**Task objective:** Where a line of the material contains the string "Huayna", copy that line.

**Exercise data:**
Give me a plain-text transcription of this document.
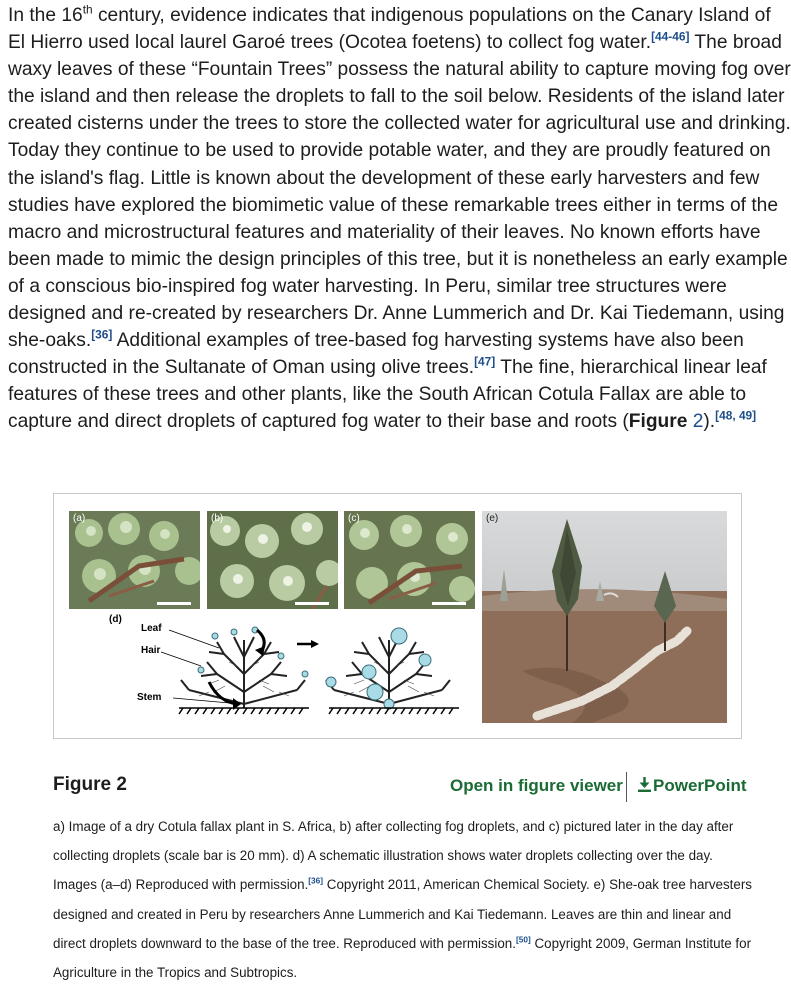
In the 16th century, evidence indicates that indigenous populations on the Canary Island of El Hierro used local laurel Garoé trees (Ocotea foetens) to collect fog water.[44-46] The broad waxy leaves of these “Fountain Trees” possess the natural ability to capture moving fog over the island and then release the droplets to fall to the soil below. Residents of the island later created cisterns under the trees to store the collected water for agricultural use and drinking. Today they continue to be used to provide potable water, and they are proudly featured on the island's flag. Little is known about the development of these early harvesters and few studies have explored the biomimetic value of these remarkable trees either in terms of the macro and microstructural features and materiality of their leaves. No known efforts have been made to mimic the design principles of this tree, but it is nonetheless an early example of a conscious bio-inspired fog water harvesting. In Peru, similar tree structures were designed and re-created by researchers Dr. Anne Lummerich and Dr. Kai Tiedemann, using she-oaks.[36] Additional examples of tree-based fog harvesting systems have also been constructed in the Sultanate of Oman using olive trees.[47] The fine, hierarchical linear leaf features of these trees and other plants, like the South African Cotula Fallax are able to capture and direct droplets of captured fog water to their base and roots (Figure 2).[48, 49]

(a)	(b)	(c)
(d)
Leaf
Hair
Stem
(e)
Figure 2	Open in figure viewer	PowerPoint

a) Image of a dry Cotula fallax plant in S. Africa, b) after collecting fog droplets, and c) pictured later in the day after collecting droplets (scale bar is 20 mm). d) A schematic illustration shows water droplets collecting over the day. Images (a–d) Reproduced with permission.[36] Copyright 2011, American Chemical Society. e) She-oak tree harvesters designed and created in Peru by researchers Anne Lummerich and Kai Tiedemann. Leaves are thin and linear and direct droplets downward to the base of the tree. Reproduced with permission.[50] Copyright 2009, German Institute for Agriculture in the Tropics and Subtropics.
--
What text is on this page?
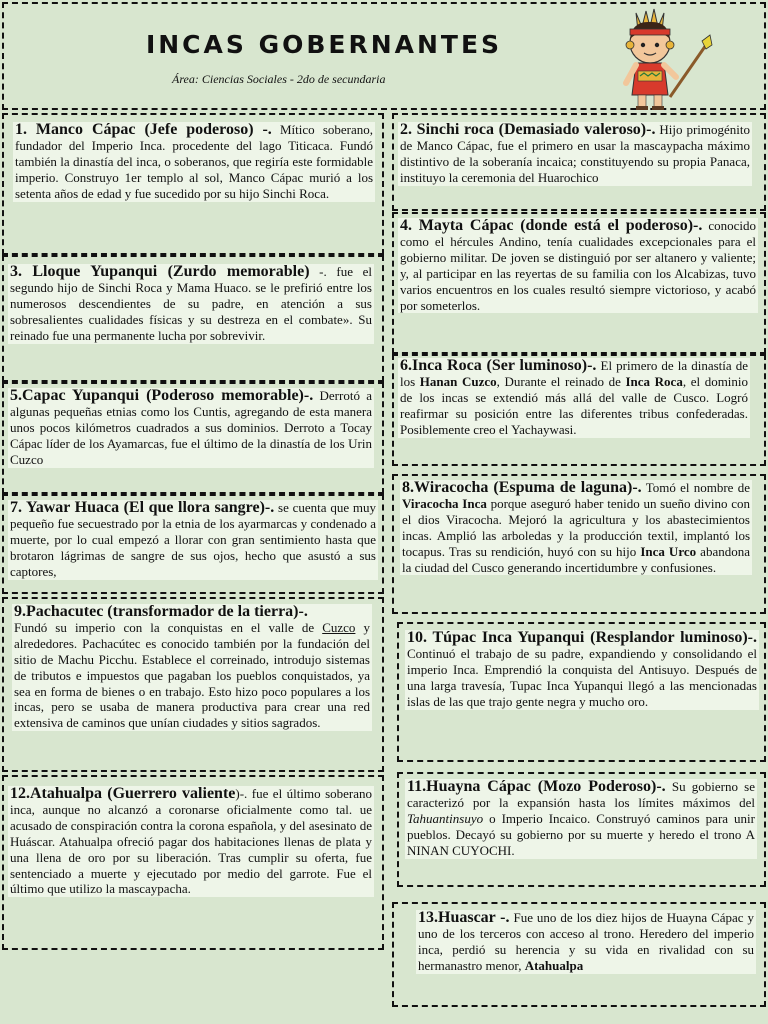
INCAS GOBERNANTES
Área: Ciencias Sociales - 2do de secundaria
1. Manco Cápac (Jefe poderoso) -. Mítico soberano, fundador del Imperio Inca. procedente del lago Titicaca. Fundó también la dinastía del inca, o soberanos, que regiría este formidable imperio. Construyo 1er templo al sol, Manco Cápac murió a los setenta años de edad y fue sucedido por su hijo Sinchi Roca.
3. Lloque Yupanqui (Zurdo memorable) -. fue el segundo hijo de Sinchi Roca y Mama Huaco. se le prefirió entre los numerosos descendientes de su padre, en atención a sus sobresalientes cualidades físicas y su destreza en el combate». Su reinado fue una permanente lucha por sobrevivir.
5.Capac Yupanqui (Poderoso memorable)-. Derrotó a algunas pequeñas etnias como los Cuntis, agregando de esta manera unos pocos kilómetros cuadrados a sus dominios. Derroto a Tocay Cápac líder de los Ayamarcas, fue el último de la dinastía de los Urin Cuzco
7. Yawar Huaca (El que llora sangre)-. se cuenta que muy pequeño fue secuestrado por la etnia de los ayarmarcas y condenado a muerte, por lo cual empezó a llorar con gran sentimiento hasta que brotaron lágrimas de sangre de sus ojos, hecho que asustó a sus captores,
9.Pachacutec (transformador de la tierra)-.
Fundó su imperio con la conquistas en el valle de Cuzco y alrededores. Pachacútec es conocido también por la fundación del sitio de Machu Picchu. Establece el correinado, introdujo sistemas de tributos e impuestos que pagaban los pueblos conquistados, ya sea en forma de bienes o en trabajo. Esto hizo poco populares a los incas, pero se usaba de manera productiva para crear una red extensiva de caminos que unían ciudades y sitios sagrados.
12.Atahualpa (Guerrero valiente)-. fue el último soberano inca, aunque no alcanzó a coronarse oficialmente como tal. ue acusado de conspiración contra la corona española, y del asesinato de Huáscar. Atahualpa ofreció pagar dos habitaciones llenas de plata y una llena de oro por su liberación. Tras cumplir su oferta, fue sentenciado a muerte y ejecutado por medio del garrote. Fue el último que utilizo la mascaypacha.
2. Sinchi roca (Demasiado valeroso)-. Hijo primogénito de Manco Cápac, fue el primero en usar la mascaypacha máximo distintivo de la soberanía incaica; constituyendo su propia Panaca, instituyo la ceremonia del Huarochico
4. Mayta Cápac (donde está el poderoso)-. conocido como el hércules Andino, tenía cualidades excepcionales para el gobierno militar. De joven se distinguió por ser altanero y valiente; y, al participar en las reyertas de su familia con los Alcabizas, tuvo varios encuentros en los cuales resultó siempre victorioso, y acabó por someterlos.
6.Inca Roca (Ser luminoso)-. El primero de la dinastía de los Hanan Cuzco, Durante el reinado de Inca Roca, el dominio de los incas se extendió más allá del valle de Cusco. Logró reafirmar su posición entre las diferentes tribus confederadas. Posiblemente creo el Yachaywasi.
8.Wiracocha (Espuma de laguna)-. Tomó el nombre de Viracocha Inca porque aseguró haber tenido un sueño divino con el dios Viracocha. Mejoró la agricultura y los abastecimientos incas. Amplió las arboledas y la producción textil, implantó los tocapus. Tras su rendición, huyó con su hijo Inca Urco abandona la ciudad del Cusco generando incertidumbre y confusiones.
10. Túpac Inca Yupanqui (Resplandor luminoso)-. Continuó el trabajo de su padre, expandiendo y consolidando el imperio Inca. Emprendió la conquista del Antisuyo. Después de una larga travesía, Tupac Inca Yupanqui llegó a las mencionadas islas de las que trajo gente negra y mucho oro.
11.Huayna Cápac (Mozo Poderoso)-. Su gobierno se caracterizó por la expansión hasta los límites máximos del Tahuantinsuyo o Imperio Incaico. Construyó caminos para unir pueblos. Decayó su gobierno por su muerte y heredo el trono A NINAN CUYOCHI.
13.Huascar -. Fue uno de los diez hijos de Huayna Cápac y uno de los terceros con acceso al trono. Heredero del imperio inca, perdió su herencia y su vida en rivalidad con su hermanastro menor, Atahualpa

**Solution to the problem:**
11.Huayna Cápac (Mozo Poderoso)-. Su gobierno se caracterizó por la expansión hasta los límites máximos del Tahuantinsuyo o Imperio Incaico. Construyó caminos para unir pueblos. Decayó su gobierno por su muerte y heredo el trono A NINAN CUYOCHI.
13.Huascar -. Fue uno de los diez hijos de Huayna Cápac y uno de los terceros con acceso al trono. Heredero del imperio inca, perdió su herencia y su vida en rivalidad con su hermanastro menor, Atahualpa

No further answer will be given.